**GIVEN PROBLEM**
Pick out all lines with the word "Nicephorus" from the records that follow.

··· SUPPLIED RECORDS ···

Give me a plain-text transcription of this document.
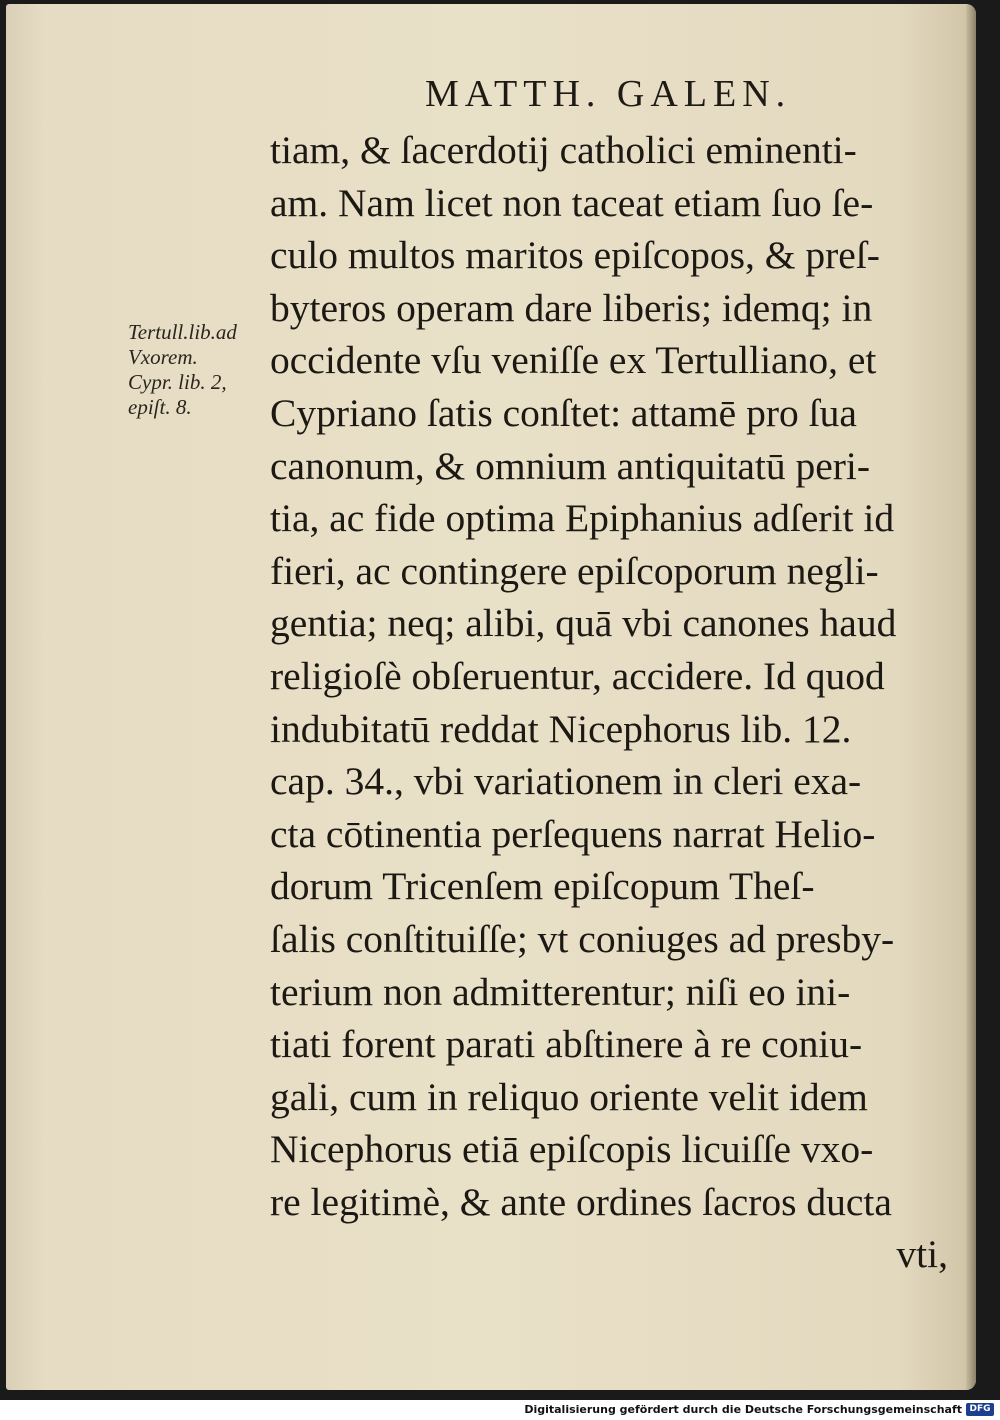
MATTH. GALEN.
Tertull.lib.ad
Vxorem.
Cypr. lib. 2,
epiſt. 8.
tiam, & ſacerdotij catholici eminenti-
am. Nam licet non taceat etiam ſuo ſe-
culo multos maritos epiſcopos, & preſ-
byteros operam dare liberis; idemq; in
occidente vſu veniſſe ex Tertulliano, et
Cypriano ſatis conſtet: attamē pro ſua
canonum, & omnium antiquitatū peri-
tia, ac fide optima Epiphanius adſerit id
fieri, ac contingere epiſcoporum negli-
gentia; neq; alibi, quā vbi canones haud
religioſè obſeruentur, accidere. Id quod
indubitatū reddat Nicephorus lib. 12.
cap. 34., vbi variationem in cleri exa-
cta cōtinentia perſequens narrat Helio-
dorum Tricenſem epiſcopum Theſ-
ſalis conſtituiſſe; vt coniuges ad presby-
terium non admitterentur; niſi eo ini-
tiati forent parati abſtinere à re coniu-
gali, cum in reliquo oriente velit idem
Nicephorus etiā epiſcopis licuiſſe vxo-
re legitimè, & ante ordines ſacros ducta
vti,
Digitalisierung gefördert durch die Deutsche Forschungsgemeinschaft DFG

···

**ANSWER IN FULL**
indubitatū reddat Nicephorus lib. 12.
Nicephorus etiā epiſcopis licuiſſe vxo-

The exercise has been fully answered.